= Derek Bryan =

Herman Derek Bryan OBE (16 December 1910 – 17 September 2003) was a consular official, diplomat, sinologist, lecturer, writer, translator and editor.

==Education==

Derek Bryan was the son of a well-established dentist in Norwich, Herman Bryan, the other children being three sisters. After attending Gresham's School, Holt, from 1924 to 1929, he went up to Sidney Sussex College, Cambridge. His lifelong diffidence regarding scholarly pursuits was already evident, but he finally settled on modern languages for his degree. At both Gresham's and Cambridge he was acquainted with Donald Maclean; one story he liked to tell was of looking up Maclean at the Foreign Office when later on home leave from China, with Maclean emerging to declare, "We have lost Franco."

==Career==

After Cambridge, Bryan was again uncertain what to do, but was steered in the direction of taking the examinations for the Open Competition for the Civil Service. As he liked to tell it, he passed just high enough to be offered the last post going, a student-interpretership in the China branch of the Consular Service. Sailing for China in December 1932, a week before turning twenty-two, an active career followed taking in postings in various parts of China, including Macao during part of the Japanese incursion. He acted as private secretary to the British Ambassador, Sir Archibald Clark-Kerr on a second posting in Chongqing in 1941, rising to be Chinese Secretary in the British Embassy in Peking.

> Provided data
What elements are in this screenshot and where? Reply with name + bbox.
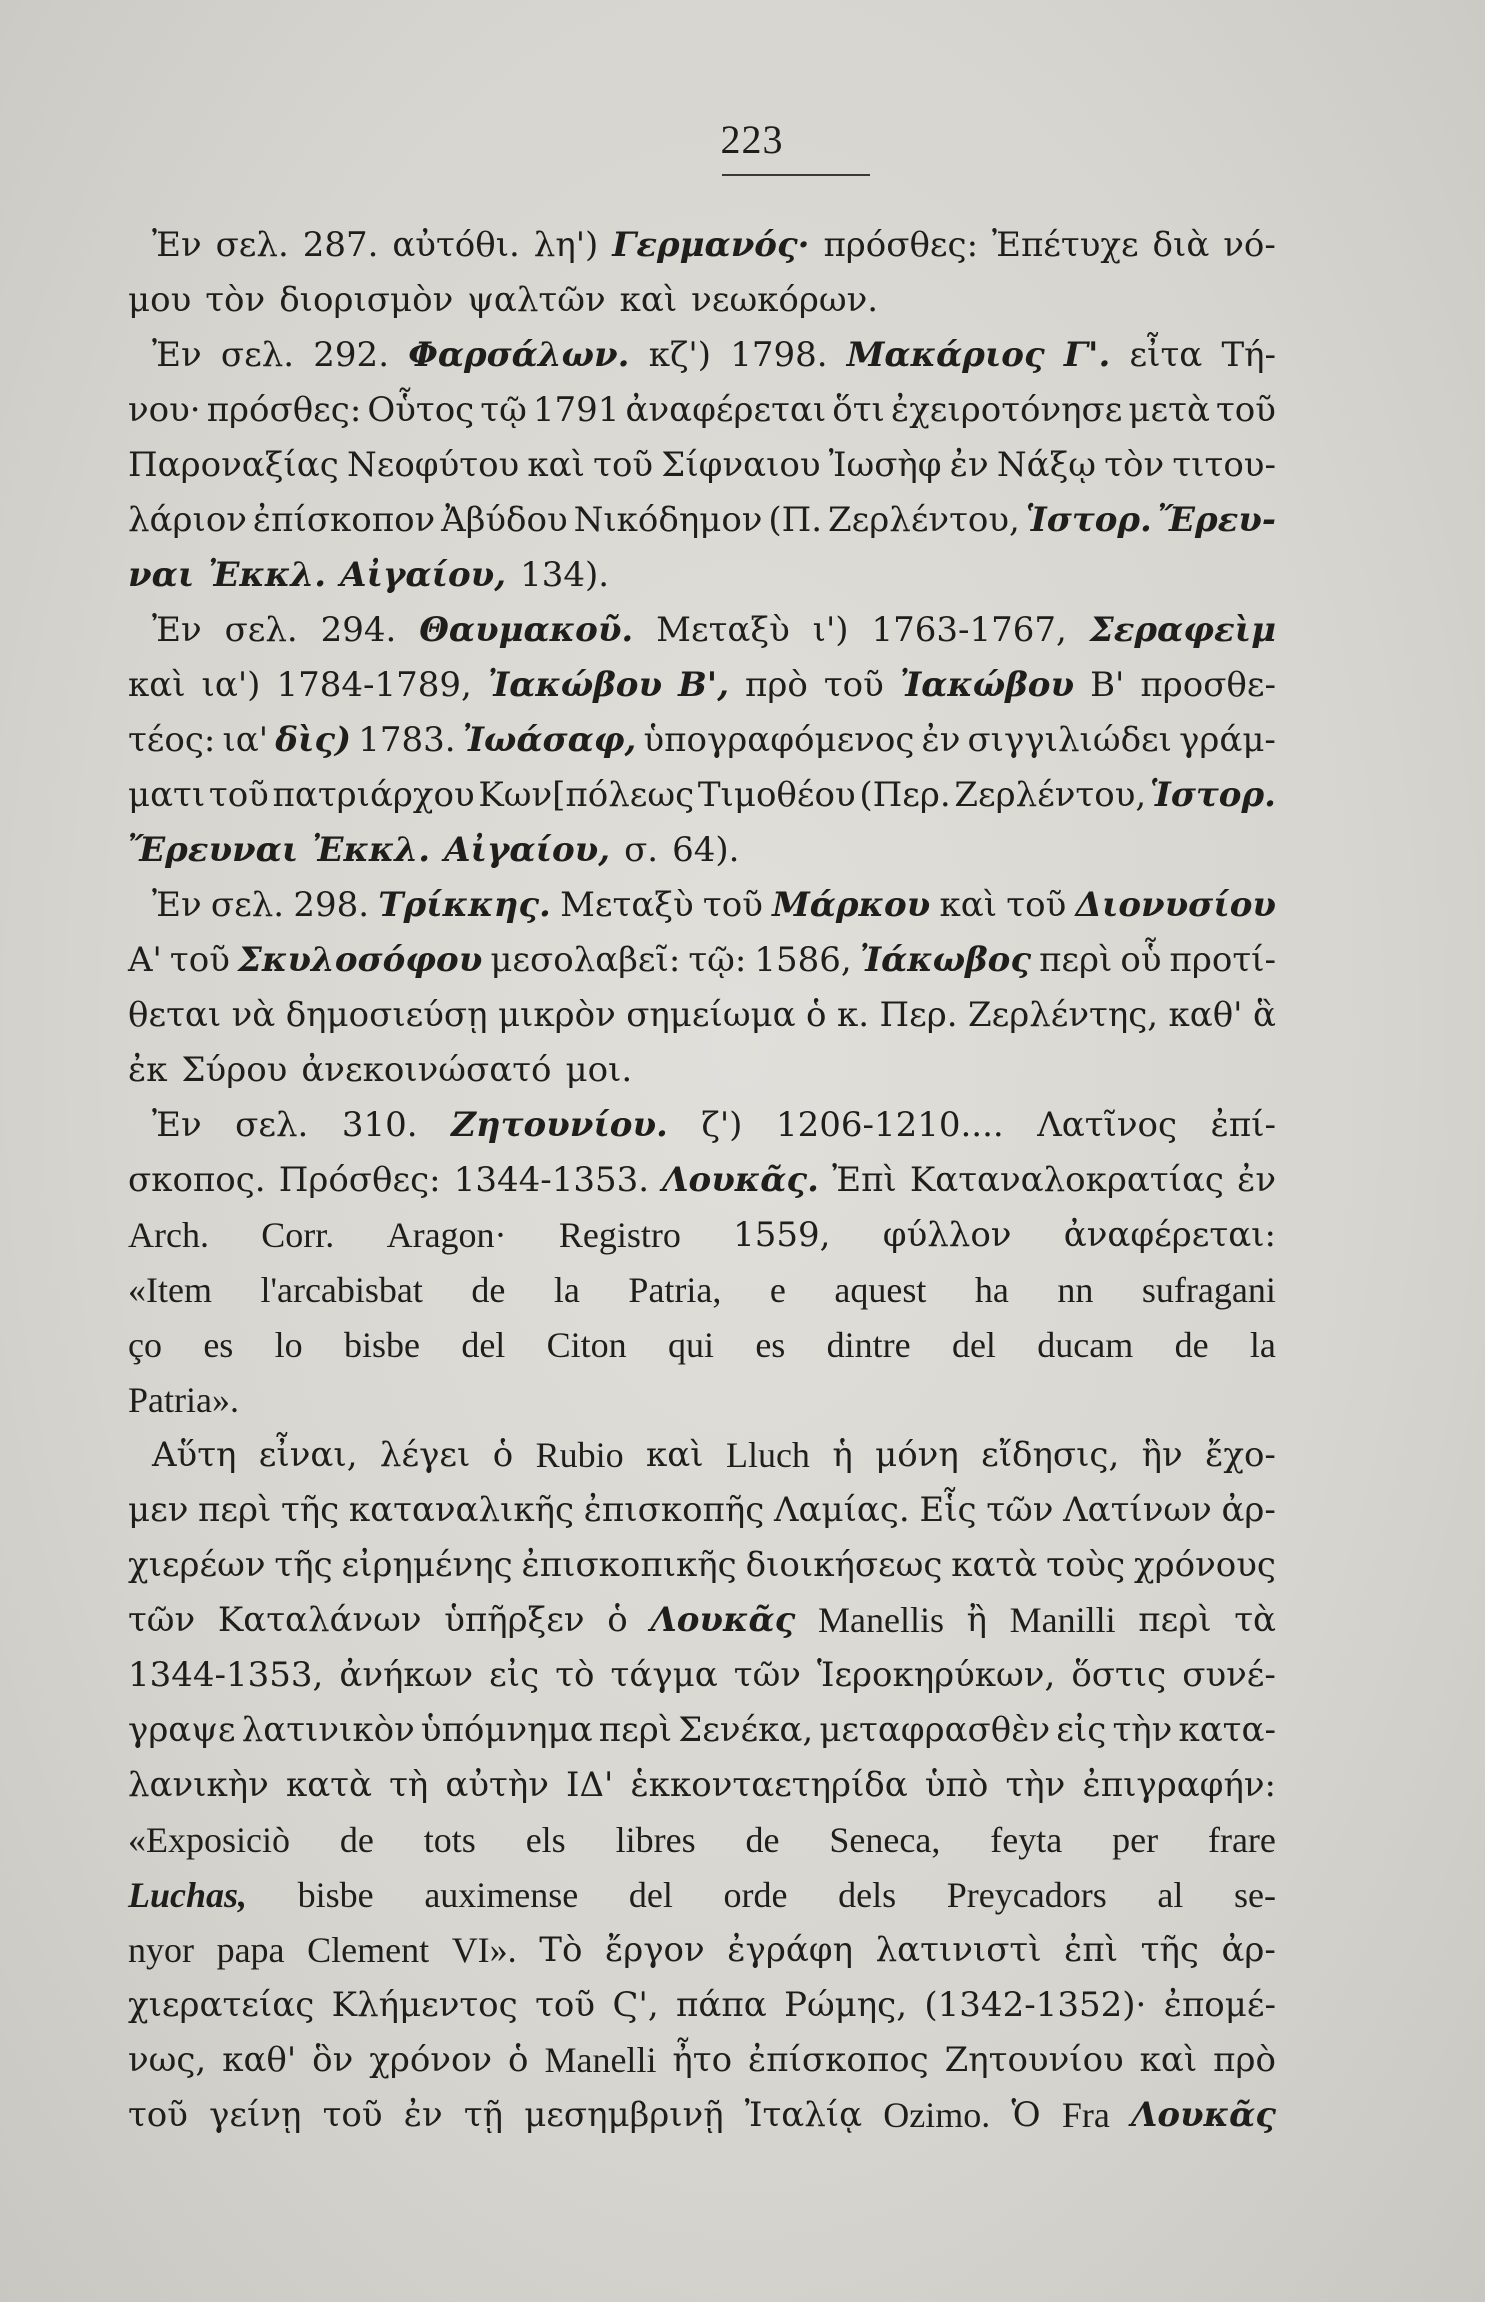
paragraph [128, 1428, 1276, 2143]
text-line: Ἐν σελ. 298. Τρίκκης. Μεταξὺ τοῦ Μάρκου καὶ τοῦ Διονυσίου [152, 885, 1276, 925]
text-line: νως, καθ' ὃν χρόνον ὁ Manelli ἦτο ἐπίσκοπος Ζητουνίου καὶ πρὸ [128, 2040, 1276, 2080]
text-line: λανικὴν κατὰ τὴ αὐτὴν ΙΔ' ἑκκονταετηρίδα ὑπὸ τὴν ἐπιγραφήν: [128, 1765, 1276, 1805]
text-line: χιερέων τῆς εἰρημένης ἐπισκοπικῆς διοικήσεως κατὰ τοὺς χρόνους [128, 1545, 1276, 1585]
text-line: μου τὸν διορισμὸν ψαλτῶν καὶ νεωκόρων. [128, 280, 879, 320]
header-rule [722, 174, 870, 176]
text-line: Παροναξίας Νεοφύτου καὶ τοῦ Σίφναιου Ἰωσὴφ ἐν Νάξῳ τὸν τιτου- [128, 445, 1276, 485]
text-line: Ἐν σελ. 294. Θαυμακοῦ. Μεταξὺ ι') 1763-1767, Σεραφεὶμ [152, 610, 1276, 650]
text-line: σκοπος. Πρόσθες: 1344-1353. Λουκᾶς. Ἐπὶ Καταναλοκρατίας ἐν [128, 1160, 1276, 1200]
text-line: λάριον ἐπίσκοπον Ἀβύδου Νικόδημον (Π. Ζερλέντου, Ἱστορ. Ἔρευ- [128, 500, 1276, 540]
text-line: καὶ ια') 1784-1789, Ἰακώβου Β', πρὸ τοῦ Ἰακώβου Β' προσθε- [128, 665, 1276, 705]
paragraph [128, 603, 1276, 878]
text-line: ἐκ Σύρου ἀνεκοινώσατό μοι. [128, 1050, 633, 1090]
text-line: ναι Ἐκκλ. Αἰγαίου, 134). [128, 555, 610, 595]
paragraph [128, 878, 1276, 1098]
text-line: τέος: ια' δὶς) 1783. Ἰωάσαφ, ὑπογραφόμενος ἐν σιγγιλιώδει γράμ- [128, 720, 1276, 760]
text-line: Arch. Corr. Aragon· Registro 1559, φύλλον ἀναφέρεται: [128, 1215, 1276, 1255]
text-line: τοῦ γείνῃ τοῦ ἐν τῇ μεσημβρινῇ Ἰταλίᾳ Ozimo. Ὁ Fra Λουκᾶς [128, 2095, 1276, 2135]
text-block [128, 110, 1276, 2143]
text-line: ço es lo bisbe del Citon qui es dintre del ducam de la [128, 1325, 1276, 1365]
text-line: Ἐν σελ. 310. Ζητουνίου. ζ') 1206-1210.... Λατῖνος ἐπί- [152, 1105, 1276, 1145]
text-line: Ἐν σελ. 292. Φαρσάλων. κζ') 1798. Μακάριος Γ'. εἶτα Τή- [152, 335, 1276, 375]
text-line: «Item l'arcabisbat de la Patria, e aquest ha nn sufragani [128, 1270, 1276, 1310]
text-line: Ἐν σελ. 287. αὐτόθι. λη') Γερμανός· πρόσθες: Ἐπέτυχε διὰ νό- [152, 225, 1276, 265]
paragraph [128, 328, 1276, 603]
text-line: θεται νὰ δημοσιεύσῃ μικρὸν σημείωμα ὁ κ. Περ. Ζερλέντης, καθ' ἃ [128, 995, 1276, 1035]
text-line: Luchas, bisbe auximense del orde dels Preycadors al se- [128, 1875, 1276, 1915]
text-line: τῶν Καταλάνων ὑπῆρξεν ὁ Λουκᾶς Manellis ἢ Manilli περὶ τὰ [128, 1600, 1276, 1640]
text-line: χιερατείας Κλήμεντος τοῦ Ϛ', πάπα Ρώμης, (1342-1352)· ἐπομέ- [128, 1985, 1276, 2025]
text-line: νου· πρόσθες: Οὗτος τῷ 1791 ἀναφέρεται ὅτι ἐχειροτόνησε μετὰ τοῦ [128, 390, 1276, 430]
text-line: ματι τοῦ πατριάρχου Κων[πόλεως Τιμοθέου (Περ. Ζερλέντου, Ἱστορ. [128, 775, 1276, 815]
page-body [128, 218, 1276, 2143]
paragraph [128, 218, 1276, 328]
text-line: μεν περὶ τῆς καταναλικῆς ἐπισκοπῆς Λαμίας. Εἷς τῶν Λατίνων ἀρ- [128, 1490, 1276, 1530]
text-line: Ἔρευναι Ἐκκλ. Αἰγαίου, σ. 64). [128, 830, 740, 870]
text-line: 1344-1353, ἀνήκων εἰς τὸ τάγμα τῶν Ἱεροκηρύκων, ὅστις συνέ- [128, 1655, 1276, 1695]
page-number: 223 [720, 117, 784, 162]
text-line: Α' τοῦ Σκυλοσόφου μεσολαβεῖ: τῷ: 1586, Ἰάκωβος περὶ οὗ προτί- [128, 940, 1276, 980]
text-line: Patria». [128, 1380, 239, 1420]
text-line: «Exposiciò de tots els libres de Seneca, feyta per frare [128, 1820, 1276, 1860]
text-line: Αὕτη εἶναι, λέγει ὁ Rubio καὶ Lluch ἡ μόνη εἴδησις, ἣν ἔχο- [152, 1435, 1276, 1475]
text-line: γραψε λατινικὸν ὑπόμνημα περὶ Σενέκα, μεταφρασθὲν εἰς τὴν κατα- [128, 1710, 1276, 1750]
paragraph [128, 1098, 1276, 1428]
text-line: nyor papa Clement VI». Τὸ ἔργον ἐγράφη λατινιστὶ ἐπὶ τῆς ἀρ- [128, 1930, 1276, 1970]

> Stated task A
Answer these questions about the Derek Bryan biography:
(i) Which school did Bryan attend from 1924 to 1929?
(ii) What post was Bryan offered after passing the Civil Service examinations?
(iii) Whom did Bryan serve as private secretary in Chongqing in 1941?
> Stated task B
Write what comes next in the Derek Bryan biography, starting right after its last sentence.

> Written response A
(i) Gresham's School, Holt.
(ii) A student-interpretership in the China branch of the Consular Service.
(iii) The British Ambassador, Sir Archibald Clark-Kerr.

> Written response B
He was a fluent linguist and made many friends in progressive Chinese circles. In the summer of 1936, when first posted in Chongqing, he joined a memorable walking expedition in Western Sichuan towards the Tibetan border in the company of Julian Bell, Yeh Chun Chan (Ye Junjian) and the geologist J. B. (Jack) Hanson-Lowe (who made a more extensive exploration of the region the following year). In 1943, he married Liao Hong-Ying (1905–1998), who was then working for the British Council in China. Liao had read chemistry at Somerville College, Oxford, coming into close contact with Dorothy Crowfoot (Dorothy Hodgkin). Joseph Needham, then serving as British Scientific Adviser in China, recommended Bryan to Liao when she was due to visit Lanzhou where Bryan was consul. In the 1950s, Bryan and Liao were to accompany a delegation including Dorothy Hodgkin on, at that period, a rare visit to the People's Republic of China.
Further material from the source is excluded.